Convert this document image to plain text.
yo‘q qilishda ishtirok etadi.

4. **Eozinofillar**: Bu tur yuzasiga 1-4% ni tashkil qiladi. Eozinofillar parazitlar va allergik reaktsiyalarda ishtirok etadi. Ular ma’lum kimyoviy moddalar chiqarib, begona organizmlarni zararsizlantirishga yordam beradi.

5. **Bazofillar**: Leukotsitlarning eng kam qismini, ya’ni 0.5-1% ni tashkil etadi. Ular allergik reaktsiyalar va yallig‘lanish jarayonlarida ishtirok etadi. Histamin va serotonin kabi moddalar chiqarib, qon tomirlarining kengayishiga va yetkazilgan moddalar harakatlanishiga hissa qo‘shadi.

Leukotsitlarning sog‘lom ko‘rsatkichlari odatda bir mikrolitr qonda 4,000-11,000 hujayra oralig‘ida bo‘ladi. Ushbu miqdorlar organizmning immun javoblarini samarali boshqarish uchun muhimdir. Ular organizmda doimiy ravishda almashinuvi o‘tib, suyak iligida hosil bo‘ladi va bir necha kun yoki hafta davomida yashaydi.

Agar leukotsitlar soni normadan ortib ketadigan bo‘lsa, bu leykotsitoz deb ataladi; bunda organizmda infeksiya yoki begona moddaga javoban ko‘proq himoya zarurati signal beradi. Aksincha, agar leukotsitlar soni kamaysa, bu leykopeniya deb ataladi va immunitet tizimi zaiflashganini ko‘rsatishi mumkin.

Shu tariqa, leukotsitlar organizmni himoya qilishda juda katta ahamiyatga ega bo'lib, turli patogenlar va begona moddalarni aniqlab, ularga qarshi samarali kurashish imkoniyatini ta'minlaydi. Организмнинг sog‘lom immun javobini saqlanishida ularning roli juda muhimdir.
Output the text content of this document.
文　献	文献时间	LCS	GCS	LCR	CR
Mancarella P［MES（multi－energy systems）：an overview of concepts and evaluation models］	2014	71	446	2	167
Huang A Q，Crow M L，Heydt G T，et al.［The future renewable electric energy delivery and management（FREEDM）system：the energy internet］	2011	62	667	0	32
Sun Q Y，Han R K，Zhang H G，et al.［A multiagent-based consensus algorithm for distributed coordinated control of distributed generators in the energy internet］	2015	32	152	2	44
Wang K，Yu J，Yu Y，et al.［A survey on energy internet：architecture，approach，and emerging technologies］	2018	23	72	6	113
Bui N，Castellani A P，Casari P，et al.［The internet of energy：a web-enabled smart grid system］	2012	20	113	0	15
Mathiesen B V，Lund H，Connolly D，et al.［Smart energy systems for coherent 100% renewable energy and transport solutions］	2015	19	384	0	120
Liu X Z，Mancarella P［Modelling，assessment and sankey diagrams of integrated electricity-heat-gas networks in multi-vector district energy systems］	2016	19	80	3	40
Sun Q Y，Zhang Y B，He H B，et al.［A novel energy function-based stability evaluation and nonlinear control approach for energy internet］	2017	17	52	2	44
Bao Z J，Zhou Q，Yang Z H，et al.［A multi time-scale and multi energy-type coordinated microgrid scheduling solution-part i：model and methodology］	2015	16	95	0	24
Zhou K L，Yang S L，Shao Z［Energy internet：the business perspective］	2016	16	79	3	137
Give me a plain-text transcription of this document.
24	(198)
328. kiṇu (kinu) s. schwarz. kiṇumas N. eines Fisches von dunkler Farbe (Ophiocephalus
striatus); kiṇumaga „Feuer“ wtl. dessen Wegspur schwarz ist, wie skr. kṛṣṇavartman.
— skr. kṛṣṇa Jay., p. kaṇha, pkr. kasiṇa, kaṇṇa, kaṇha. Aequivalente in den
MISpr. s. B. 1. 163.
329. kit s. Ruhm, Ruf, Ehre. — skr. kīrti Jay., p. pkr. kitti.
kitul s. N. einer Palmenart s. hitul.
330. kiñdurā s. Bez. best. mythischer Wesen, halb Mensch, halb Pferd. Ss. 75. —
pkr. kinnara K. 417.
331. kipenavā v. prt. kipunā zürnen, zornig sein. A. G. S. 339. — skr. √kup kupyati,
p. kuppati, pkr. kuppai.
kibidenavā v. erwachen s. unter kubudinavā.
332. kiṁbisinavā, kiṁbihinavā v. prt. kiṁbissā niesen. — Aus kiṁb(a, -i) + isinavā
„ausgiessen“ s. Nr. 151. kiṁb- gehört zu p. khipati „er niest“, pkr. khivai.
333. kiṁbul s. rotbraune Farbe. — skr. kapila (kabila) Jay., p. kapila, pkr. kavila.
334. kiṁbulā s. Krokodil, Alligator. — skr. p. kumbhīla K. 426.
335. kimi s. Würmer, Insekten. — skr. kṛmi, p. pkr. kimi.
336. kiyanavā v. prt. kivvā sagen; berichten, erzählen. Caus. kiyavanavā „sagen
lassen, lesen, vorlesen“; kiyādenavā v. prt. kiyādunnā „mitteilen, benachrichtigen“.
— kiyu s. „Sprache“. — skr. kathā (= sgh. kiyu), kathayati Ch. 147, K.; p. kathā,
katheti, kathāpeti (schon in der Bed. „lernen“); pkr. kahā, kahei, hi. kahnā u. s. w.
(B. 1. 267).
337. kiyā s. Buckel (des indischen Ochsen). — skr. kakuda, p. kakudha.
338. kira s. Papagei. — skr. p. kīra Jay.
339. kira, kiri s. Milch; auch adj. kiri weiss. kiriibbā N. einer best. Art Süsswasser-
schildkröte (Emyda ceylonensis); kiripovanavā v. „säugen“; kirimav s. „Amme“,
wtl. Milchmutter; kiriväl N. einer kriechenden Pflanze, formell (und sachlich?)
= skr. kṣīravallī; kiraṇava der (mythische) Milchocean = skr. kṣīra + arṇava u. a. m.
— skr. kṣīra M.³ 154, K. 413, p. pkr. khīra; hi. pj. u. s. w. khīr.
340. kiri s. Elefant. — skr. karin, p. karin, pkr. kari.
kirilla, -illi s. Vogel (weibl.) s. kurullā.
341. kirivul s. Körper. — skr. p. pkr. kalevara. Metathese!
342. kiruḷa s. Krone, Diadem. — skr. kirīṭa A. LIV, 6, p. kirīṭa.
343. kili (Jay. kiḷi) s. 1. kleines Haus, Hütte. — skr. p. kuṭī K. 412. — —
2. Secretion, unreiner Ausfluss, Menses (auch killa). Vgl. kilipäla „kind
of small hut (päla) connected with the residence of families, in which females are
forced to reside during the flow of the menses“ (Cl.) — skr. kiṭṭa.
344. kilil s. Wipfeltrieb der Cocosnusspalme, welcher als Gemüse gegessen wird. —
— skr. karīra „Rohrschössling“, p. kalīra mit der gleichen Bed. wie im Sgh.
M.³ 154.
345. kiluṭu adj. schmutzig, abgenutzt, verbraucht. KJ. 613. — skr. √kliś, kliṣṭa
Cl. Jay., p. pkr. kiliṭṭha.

[Aim of the exercise]: Each entry above is to be set down again in exactly the same words.

[Output]:
Convert this document image to plain text.
yo‘q qilishda ishtirok etadi.

4. **Eozinofillar**: Bu tur yuzasiga 1-4% ni tashkil qiladi. Eozinofillar parazitlar va allergik reaktsiyalarda ishtirok etadi. Ular ma’lum kimyoviy moddalar chiqarib, begona organizmlarni zararsizlantirishga yordam beradi.

5. **Bazofillar**: Leukotsitlarning eng kam qismini, ya’ni 0.5-1% ni tashkil etadi. Ular allergik reaktsiyalar va yallig‘lanish jarayonlarida ishtirok etadi. Histamin va serotonin kabi moddalar chiqarib, qon tomirlarining kengayishiga va yetkazilgan moddalar harakatlanishiga hissa qo‘shadi.

Leukotsitlarning sog‘lom ko‘rsatkichlari odatda bir mikrolitr qonda 4,000-11,000 hujayra oralig‘ida bo‘ladi. Ushbu miqdorlar organizmning immun javoblarini samarali boshqarish uchun muhimdir. Ular organizmda doimiy ravishda almashinuvi o‘tib, suyak iligida hosil bo‘ladi va bir necha kun yoki hafta davomida yashaydi.

Agar leukotsitlar soni normadan ortib ketadigan bo‘lsa, bu leykotsitoz deb ataladi; bunda organizmda infeksiya yoki begona moddaga javoban ko‘proq himoya zarurati signal beradi. Aksincha, agar leukotsitlar soni kamaysa, bu leykopeniya deb ataladi va immunitet tizimi zaiflashganini ko‘rsatishi mumkin.

Shu tariqa, leukotsitlar organizmni himoya qilishda juda katta ahamiyatga ega bo'lib, turli patogenlar va begona moddalarni aniqlab, ularga qarshi samarali kurashish imkoniyatini ta'minlaydi. Организмнинг sog‘lom immun javobini saqlanishida ularning roli juda muhimdir.
Output the text content of this document.
文　献	文献时间	LCS	GCS	LCR	CR
Mancarella P［MES（multi－energy systems）：an overview of concepts and evaluation models］	2014	71	446	2	167
Huang A Q，Crow M L，Heydt G T，et al.［The future renewable electric energy delivery and management（FREEDM）system：the energy internet］	2011	62	667	0	32
Sun Q Y，Han R K，Zhang H G，et al.［A multiagent-based consensus algorithm for distributed coordinated control of distributed generators in the energy internet］	2015	32	152	2	44
Wang K，Yu J，Yu Y，et al.［A survey on energy internet：architecture，approach，and emerging technologies］	2018	23	72	6	113
Bui N，Castellani A P，Casari P，et al.［The internet of energy：a web-enabled smart grid system］	2012	20	113	0	15
Mathiesen B V，Lund H，Connolly D，et al.［Smart energy systems for coherent 100% renewable energy and transport solutions］	2015	19	384	0	120
Liu X Z，Mancarella P［Modelling，assessment and sankey diagrams of integrated electricity-heat-gas networks in multi-vector district energy systems］	2016	19	80	3	40
Sun Q Y，Zhang Y B，He H B，et al.［A novel energy function-based stability evaluation and nonlinear control approach for energy internet］	2017	17	52	2	44
Bao Z J，Zhou Q，Yang Z H，et al.［A multi time-scale and multi energy-type coordinated microgrid scheduling solution-part i：model and methodology］	2015	16	95	0	24
Zhou K L，Yang S L，Shao Z［Energy internet：the business perspective］	2016	16	79	3	137
Give me a plain-text transcription of this document.
24	(198)
328. kiṇu (kinu) s. schwarz. kiṇumas N. eines Fisches von dunkler Farbe (Ophiocephalus
striatus); kiṇumaga „Feuer“ wtl. dessen Wegspur schwarz ist, wie skr. kṛṣṇavartman.
— skr. kṛṣṇa Jay., p. kaṇha, pkr. kasiṇa, kaṇṇa, kaṇha. Aequivalente in den
MISpr. s. B. 1. 163.
329. kit s. Ruhm, Ruf, Ehre. — skr. kīrti Jay., p. pkr. kitti.
kitul s. N. einer Palmenart s. hitul.
330. kiñdurā s. Bez. best. mythischer Wesen, halb Mensch, halb Pferd. Ss. 75. —
pkr. kinnara K. 417.
331. kipenavā v. prt. kipunā zürnen, zornig sein. A. G. S. 339. — skr. √kup kupyati,
p. kuppati, pkr. kuppai.
kibidenavā v. erwachen s. unter kubudinavā.
332. kiṁbisinavā, kiṁbihinavā v. prt. kiṁbissā niesen. — Aus kiṁb(a, -i) + isinavā
„ausgiessen“ s. Nr. 151. kiṁb- gehört zu p. khipati „er niest“, pkr. khivai.
333. kiṁbul s. rotbraune Farbe. — skr. kapila (kabila) Jay., p. kapila, pkr. kavila.
334. kiṁbulā s. Krokodil, Alligator. — skr. p. kumbhīla K. 426.
335. kimi s. Würmer, Insekten. — skr. kṛmi, p. pkr. kimi.
336. kiyanavā v. prt. kivvā sagen; berichten, erzählen. Caus. kiyavanavā „sagen
lassen, lesen, vorlesen“; kiyādenavā v. prt. kiyādunnā „mitteilen, benachrichtigen“.
— kiyu s. „Sprache“. — skr. kathā (= sgh. kiyu), kathayati Ch. 147, K.; p. kathā,
katheti, kathāpeti (schon in der Bed. „lernen“); pkr. kahā, kahei, hi. kahnā u. s. w.
(B. 1. 267).
337. kiyā s. Buckel (des indischen Ochsen). — skr. kakuda, p. kakudha.
338. kira s. Papagei. — skr. p. kīra Jay.
339. kira, kiri s. Milch; auch adj. kiri weiss. kiriibbā N. einer best. Art Süsswasser-
schildkröte (Emyda ceylonensis); kiripovanavā v. „säugen“; kirimav s. „Amme“,
wtl. Milchmutter; kiriväl N. einer kriechenden Pflanze, formell (und sachlich?)
= skr. kṣīravallī; kiraṇava der (mythische) Milchocean = skr. kṣīra + arṇava u. a. m.
— skr. kṣīra M.³ 154, K. 413, p. pkr. khīra; hi. pj. u. s. w. khīr.
340. kiri s. Elefant. — skr. karin, p. karin, pkr. kari.
kirilla, -illi s. Vogel (weibl.) s. kurullā.
341. kirivul s. Körper. — skr. p. pkr. kalevara. Metathese!
342. kiruḷa s. Krone, Diadem. — skr. kirīṭa A. LIV, 6, p. kirīṭa.
343. kili (Jay. kiḷi) s. 1. kleines Haus, Hütte. — skr. p. kuṭī K. 412. — —
2. Secretion, unreiner Ausfluss, Menses (auch killa). Vgl. kilipäla „kind
of small hut (päla) connected with the residence of families, in which females are
forced to reside during the flow of the menses“ (Cl.) — skr. kiṭṭa.
344. kilil s. Wipfeltrieb der Cocosnusspalme, welcher als Gemüse gegessen wird. —
— skr. karīra „Rohrschössling“, p. kalīra mit der gleichen Bed. wie im Sgh.
M.³ 154.
345. kiluṭu adj. schmutzig, abgenutzt, verbraucht. KJ. 613. — skr. √kliś, kliṣṭa
Cl. Jay., p. pkr. kiliṭṭha.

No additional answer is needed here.